* _TASK STATEMENT_:
Identify each line holding the string "架空铁路西条线" and copy it.

* _DATA FOR THE TASK_:
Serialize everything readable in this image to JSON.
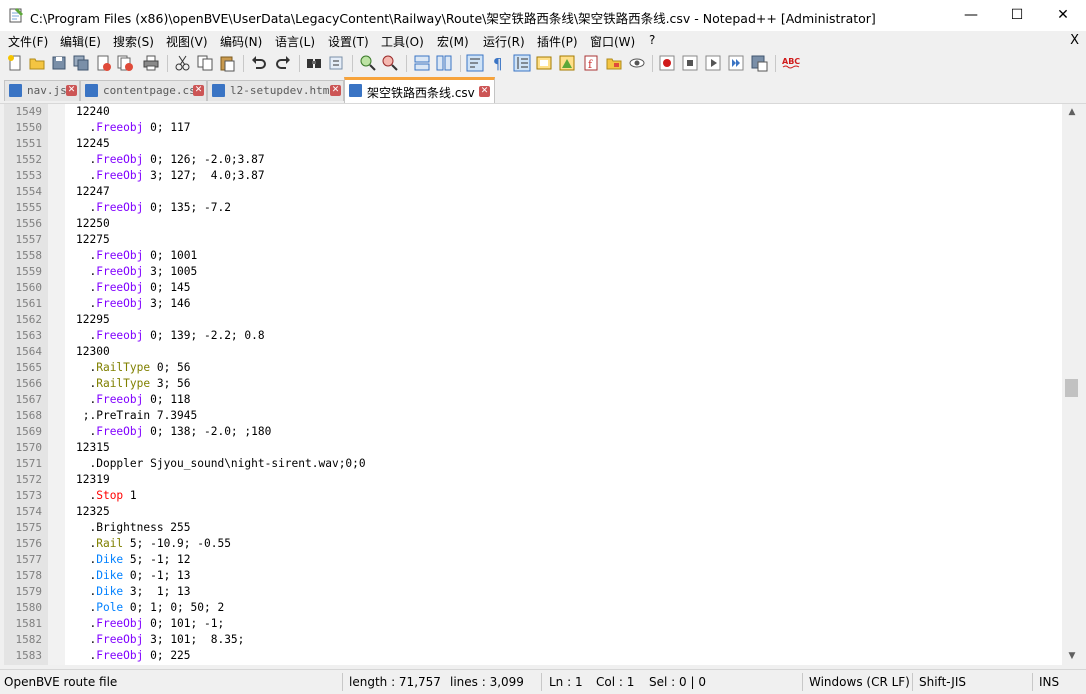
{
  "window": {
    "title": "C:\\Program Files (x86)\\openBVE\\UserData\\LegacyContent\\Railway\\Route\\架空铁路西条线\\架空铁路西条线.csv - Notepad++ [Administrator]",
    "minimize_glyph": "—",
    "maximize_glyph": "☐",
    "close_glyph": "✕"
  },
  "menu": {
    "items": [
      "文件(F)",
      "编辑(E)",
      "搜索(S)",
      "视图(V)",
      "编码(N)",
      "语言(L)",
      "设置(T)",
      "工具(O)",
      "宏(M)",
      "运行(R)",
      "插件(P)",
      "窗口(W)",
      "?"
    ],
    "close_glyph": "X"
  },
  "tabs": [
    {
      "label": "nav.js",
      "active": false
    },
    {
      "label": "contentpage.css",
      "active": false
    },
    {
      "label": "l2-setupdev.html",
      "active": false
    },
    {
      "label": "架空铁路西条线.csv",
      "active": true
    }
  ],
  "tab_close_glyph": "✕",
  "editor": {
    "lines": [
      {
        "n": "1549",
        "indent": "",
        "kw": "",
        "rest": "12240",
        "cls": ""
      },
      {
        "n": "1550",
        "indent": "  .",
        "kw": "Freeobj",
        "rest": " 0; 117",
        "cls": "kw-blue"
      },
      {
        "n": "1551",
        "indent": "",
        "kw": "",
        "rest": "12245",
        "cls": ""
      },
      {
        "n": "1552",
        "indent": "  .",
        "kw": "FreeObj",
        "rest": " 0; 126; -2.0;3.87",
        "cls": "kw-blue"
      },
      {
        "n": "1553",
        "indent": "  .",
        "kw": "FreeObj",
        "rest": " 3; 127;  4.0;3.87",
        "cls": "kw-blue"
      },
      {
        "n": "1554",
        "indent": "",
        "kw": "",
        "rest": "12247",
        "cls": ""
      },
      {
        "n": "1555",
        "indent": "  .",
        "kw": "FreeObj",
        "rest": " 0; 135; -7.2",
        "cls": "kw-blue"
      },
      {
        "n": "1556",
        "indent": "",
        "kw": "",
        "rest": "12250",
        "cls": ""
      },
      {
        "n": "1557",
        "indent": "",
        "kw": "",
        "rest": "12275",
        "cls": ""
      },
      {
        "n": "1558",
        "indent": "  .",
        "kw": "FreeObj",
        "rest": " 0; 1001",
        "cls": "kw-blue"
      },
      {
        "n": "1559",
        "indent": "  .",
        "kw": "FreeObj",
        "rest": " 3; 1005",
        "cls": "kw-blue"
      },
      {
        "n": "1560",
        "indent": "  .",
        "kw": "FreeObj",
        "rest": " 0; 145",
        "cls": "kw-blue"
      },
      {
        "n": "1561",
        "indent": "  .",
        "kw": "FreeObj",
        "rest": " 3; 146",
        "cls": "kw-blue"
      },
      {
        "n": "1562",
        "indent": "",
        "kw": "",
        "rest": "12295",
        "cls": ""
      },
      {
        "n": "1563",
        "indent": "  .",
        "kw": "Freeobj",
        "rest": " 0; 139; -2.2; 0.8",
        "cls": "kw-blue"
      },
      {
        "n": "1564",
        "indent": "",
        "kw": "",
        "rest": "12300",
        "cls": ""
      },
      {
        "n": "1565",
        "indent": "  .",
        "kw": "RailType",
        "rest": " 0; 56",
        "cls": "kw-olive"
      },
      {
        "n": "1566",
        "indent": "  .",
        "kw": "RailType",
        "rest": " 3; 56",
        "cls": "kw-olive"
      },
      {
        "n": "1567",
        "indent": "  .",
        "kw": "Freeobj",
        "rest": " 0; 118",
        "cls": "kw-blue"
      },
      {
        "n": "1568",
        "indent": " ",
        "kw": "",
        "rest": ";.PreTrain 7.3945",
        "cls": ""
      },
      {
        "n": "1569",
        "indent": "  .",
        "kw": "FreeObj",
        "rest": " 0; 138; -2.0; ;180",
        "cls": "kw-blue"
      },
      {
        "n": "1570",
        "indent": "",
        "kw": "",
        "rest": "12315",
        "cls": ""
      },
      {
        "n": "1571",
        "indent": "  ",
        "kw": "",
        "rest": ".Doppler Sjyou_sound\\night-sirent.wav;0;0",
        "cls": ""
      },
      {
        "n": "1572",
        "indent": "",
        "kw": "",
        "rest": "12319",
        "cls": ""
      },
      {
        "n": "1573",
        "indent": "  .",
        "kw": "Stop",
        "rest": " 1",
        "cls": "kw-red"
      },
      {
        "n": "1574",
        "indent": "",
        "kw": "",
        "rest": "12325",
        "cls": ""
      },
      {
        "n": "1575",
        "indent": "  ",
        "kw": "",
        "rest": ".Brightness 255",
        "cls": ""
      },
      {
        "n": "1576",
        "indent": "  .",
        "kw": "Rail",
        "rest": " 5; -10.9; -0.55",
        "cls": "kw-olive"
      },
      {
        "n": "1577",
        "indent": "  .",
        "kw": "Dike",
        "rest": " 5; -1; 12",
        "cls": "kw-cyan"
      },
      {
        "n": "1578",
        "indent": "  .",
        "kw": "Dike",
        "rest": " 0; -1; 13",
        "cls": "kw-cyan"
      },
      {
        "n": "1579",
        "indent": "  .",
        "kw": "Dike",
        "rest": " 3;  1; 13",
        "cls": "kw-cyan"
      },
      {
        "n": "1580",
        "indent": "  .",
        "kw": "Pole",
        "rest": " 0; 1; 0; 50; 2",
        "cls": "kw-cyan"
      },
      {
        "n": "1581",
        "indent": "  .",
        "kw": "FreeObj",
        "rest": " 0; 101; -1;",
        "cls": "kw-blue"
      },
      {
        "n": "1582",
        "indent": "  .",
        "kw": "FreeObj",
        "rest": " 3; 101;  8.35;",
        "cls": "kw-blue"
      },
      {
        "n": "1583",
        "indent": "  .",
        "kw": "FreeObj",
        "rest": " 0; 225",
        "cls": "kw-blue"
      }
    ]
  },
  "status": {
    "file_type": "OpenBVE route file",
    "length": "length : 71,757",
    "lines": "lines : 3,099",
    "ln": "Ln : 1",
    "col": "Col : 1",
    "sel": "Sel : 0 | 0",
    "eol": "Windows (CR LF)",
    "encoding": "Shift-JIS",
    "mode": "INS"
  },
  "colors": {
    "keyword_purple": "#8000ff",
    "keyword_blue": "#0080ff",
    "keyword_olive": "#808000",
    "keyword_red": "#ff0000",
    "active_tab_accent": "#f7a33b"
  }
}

* _THE ANSWER_:
    "title": "C:\\Program Files (x86)\\openBVE\\UserData\\LegacyContent\\Railway\\Route\\架空铁路西条线\\架空铁路西条线.csv - Notepad++ [Administrator]",
      "label": "架空铁路西条线.csv",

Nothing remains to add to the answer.